• _WHAT IS EXPECTED_
Please count the lines below that contain the string "chart", and reply with the number only.

(Source data)

** begin **

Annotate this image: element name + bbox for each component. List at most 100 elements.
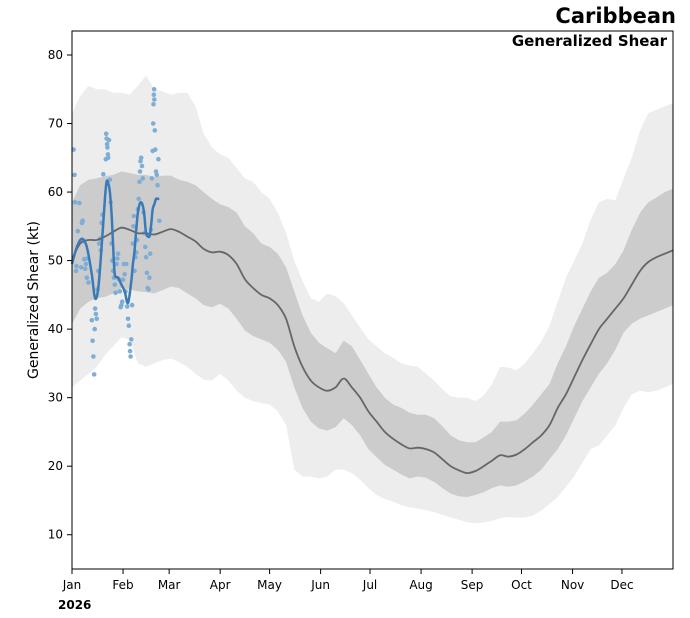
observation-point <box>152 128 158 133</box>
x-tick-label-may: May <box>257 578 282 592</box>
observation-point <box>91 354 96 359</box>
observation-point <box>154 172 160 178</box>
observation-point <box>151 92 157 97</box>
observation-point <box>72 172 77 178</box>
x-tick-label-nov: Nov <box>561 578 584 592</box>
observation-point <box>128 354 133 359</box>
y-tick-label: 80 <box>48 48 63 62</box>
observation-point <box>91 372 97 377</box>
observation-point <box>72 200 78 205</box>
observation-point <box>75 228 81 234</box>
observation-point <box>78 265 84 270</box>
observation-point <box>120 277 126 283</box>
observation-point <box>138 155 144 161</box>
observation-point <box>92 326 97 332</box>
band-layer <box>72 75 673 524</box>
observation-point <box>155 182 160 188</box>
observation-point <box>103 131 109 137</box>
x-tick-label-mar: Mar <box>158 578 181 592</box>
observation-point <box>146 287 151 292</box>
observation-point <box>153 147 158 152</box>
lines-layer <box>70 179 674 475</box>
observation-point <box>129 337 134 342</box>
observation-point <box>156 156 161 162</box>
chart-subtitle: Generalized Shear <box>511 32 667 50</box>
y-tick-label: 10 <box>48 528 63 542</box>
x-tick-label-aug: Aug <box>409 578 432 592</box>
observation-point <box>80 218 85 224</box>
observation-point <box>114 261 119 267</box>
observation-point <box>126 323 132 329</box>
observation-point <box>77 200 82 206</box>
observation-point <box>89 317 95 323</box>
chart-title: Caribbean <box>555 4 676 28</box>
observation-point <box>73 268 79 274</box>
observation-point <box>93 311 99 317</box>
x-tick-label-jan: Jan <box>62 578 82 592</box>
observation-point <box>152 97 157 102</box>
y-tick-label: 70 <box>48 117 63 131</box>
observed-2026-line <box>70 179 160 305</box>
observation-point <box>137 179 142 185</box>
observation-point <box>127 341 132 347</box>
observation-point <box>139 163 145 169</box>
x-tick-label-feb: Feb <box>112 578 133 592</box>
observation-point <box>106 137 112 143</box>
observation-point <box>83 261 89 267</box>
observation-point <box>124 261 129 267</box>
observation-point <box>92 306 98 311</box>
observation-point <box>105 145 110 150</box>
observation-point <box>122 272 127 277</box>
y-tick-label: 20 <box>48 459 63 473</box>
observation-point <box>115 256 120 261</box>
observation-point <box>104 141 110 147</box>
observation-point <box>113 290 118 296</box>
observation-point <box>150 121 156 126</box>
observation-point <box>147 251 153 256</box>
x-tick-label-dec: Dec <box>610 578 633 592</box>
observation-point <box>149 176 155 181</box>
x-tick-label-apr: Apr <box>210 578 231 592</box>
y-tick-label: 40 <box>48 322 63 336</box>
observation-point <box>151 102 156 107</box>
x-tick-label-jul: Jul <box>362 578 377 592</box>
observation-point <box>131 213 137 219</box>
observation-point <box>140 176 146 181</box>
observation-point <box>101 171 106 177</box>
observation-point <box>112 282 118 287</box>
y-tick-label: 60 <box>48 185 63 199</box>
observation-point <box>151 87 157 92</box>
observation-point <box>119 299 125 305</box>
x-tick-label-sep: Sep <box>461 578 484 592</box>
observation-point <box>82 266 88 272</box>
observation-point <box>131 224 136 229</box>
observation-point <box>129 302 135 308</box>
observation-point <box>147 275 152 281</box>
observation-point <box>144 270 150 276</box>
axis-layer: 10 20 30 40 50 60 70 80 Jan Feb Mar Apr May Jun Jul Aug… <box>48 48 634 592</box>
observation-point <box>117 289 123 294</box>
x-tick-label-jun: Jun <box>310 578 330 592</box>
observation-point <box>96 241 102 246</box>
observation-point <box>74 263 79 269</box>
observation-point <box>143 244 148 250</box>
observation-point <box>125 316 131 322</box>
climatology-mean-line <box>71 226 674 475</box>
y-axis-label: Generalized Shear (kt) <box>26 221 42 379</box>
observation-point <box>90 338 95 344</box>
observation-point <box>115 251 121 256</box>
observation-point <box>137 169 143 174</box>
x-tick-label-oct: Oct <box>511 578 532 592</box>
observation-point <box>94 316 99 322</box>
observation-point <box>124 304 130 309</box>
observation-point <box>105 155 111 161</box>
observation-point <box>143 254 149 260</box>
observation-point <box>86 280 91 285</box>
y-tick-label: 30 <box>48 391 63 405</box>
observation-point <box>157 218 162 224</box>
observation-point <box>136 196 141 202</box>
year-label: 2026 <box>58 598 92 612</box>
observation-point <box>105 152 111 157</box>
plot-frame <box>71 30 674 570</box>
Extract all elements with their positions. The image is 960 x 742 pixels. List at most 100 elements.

** end **
** begin **

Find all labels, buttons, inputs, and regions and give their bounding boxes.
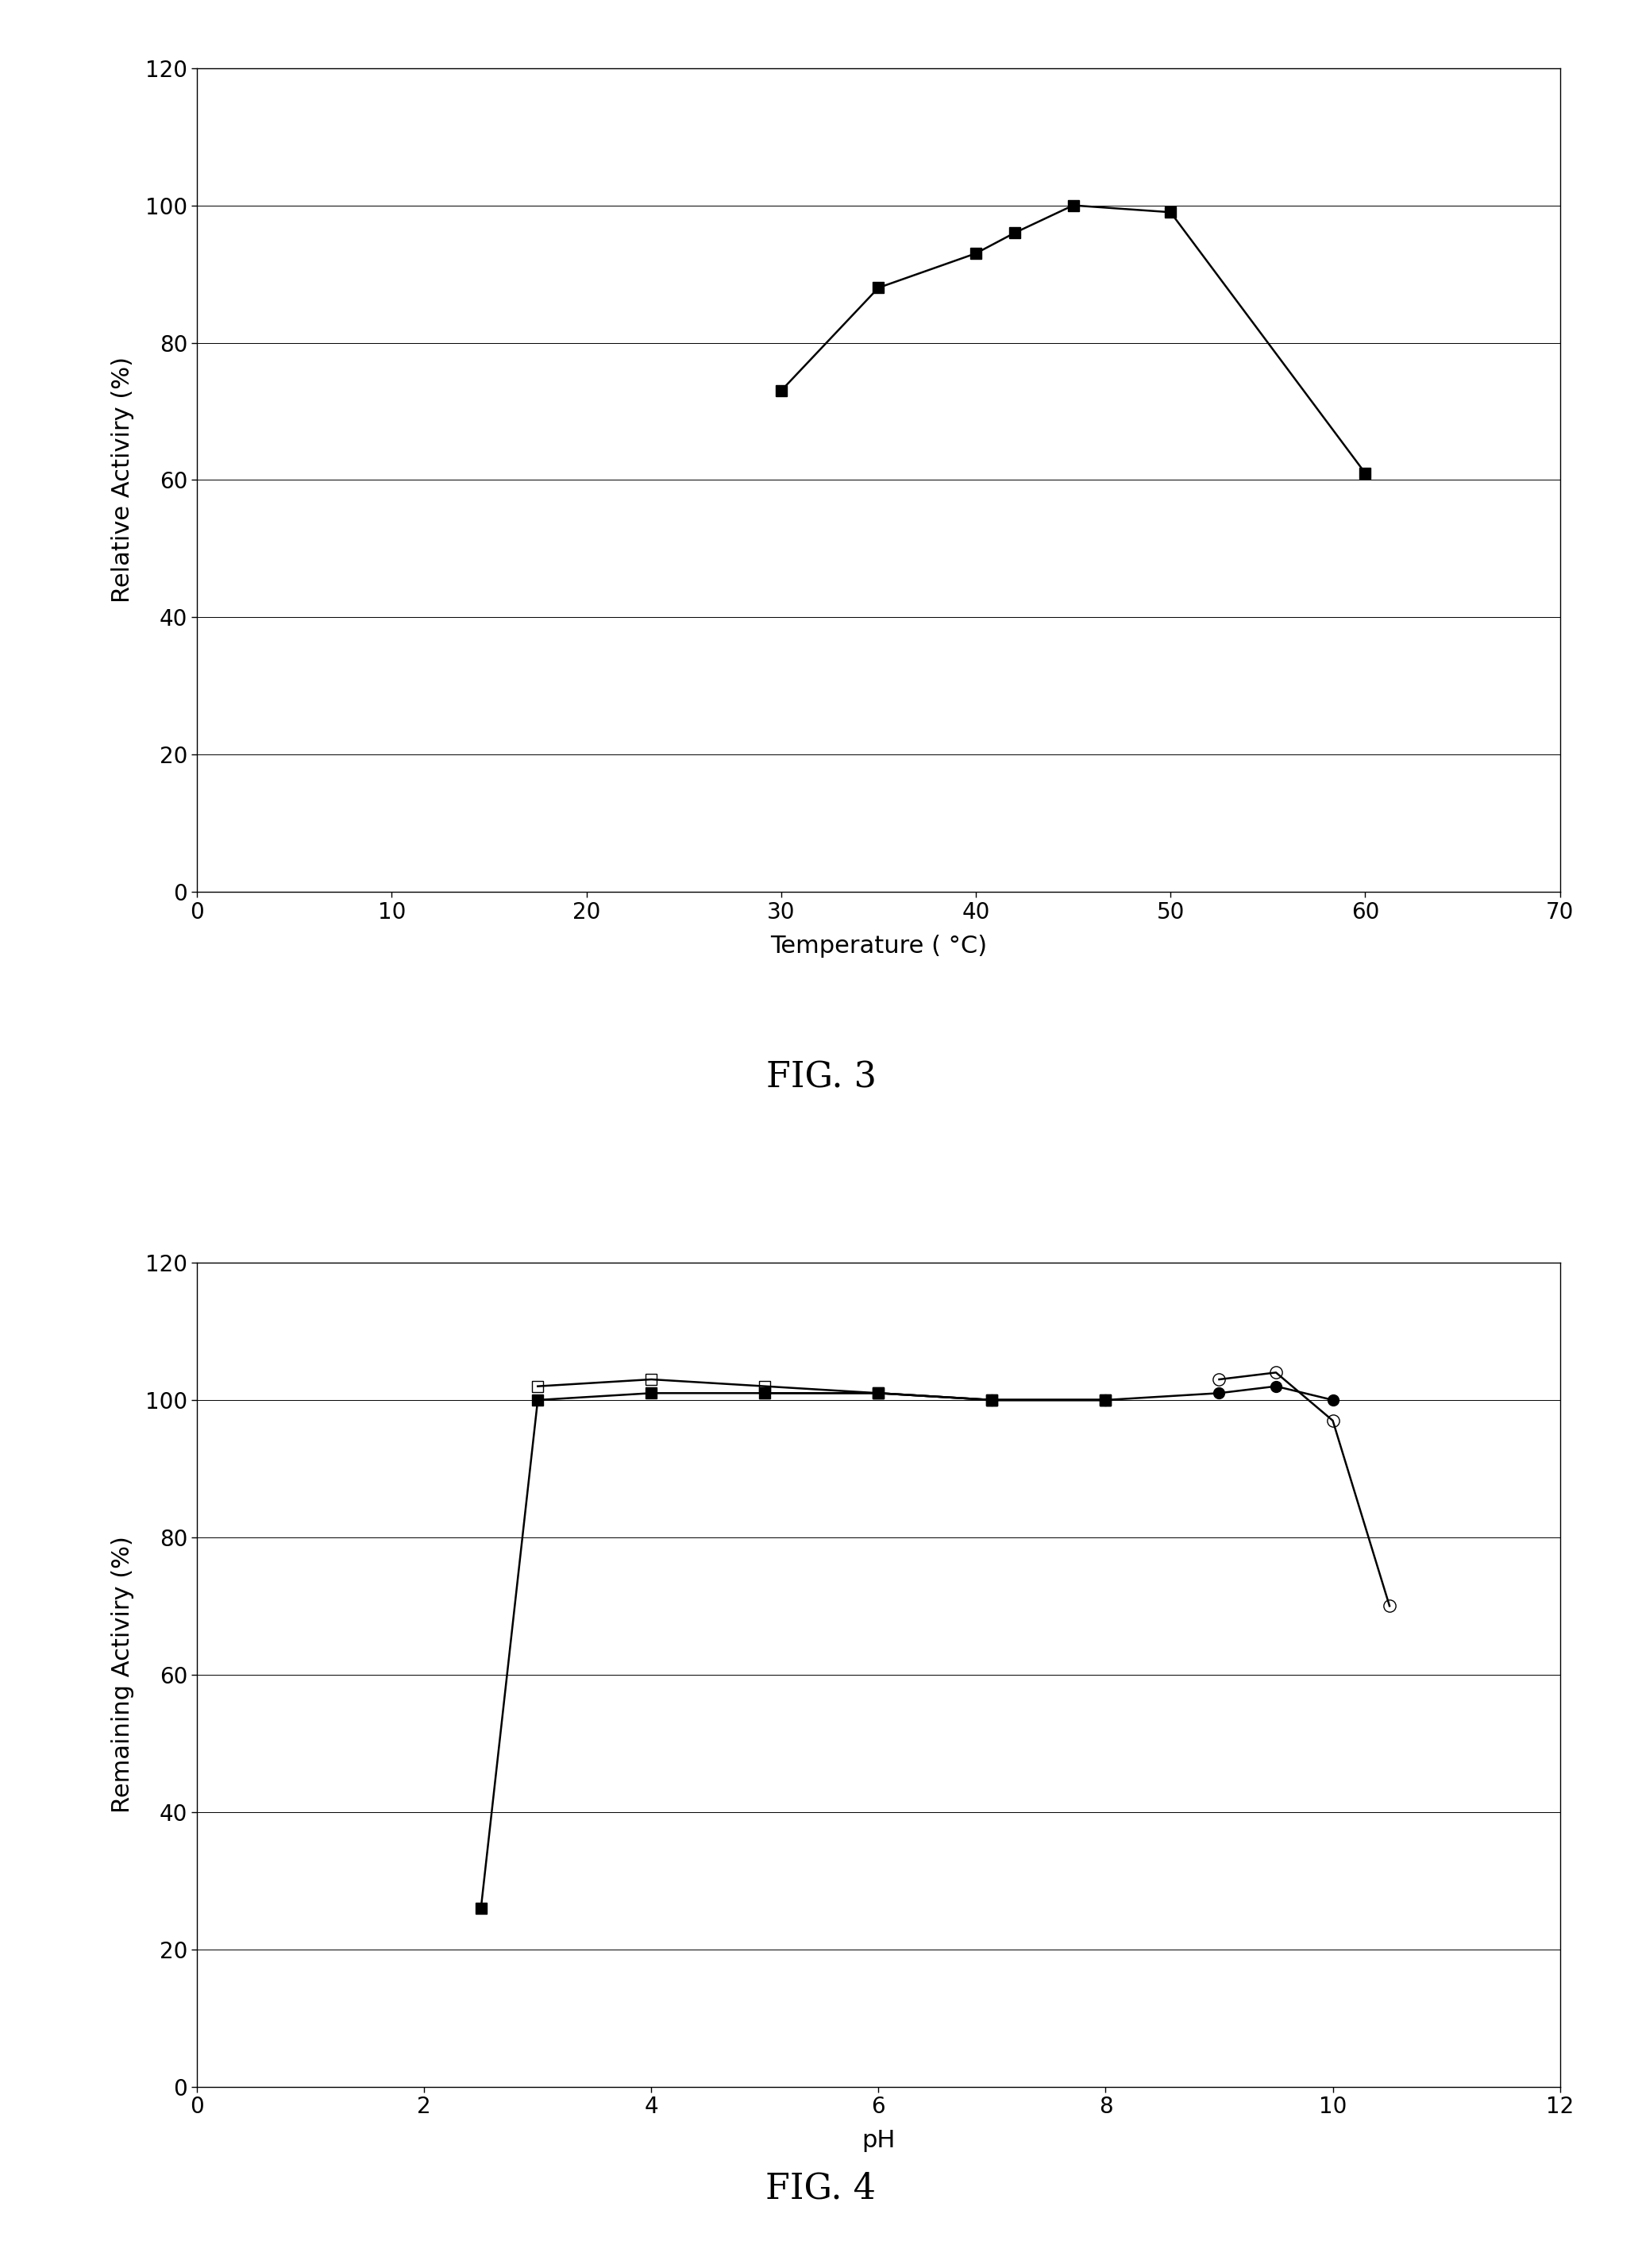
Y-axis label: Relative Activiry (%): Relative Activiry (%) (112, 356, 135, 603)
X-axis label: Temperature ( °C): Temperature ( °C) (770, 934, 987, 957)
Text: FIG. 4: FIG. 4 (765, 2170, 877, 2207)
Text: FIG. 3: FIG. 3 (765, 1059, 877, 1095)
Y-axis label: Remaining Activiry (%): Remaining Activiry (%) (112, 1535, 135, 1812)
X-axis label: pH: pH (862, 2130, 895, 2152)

** end **

• _ANSWER TO THIS TASK_
2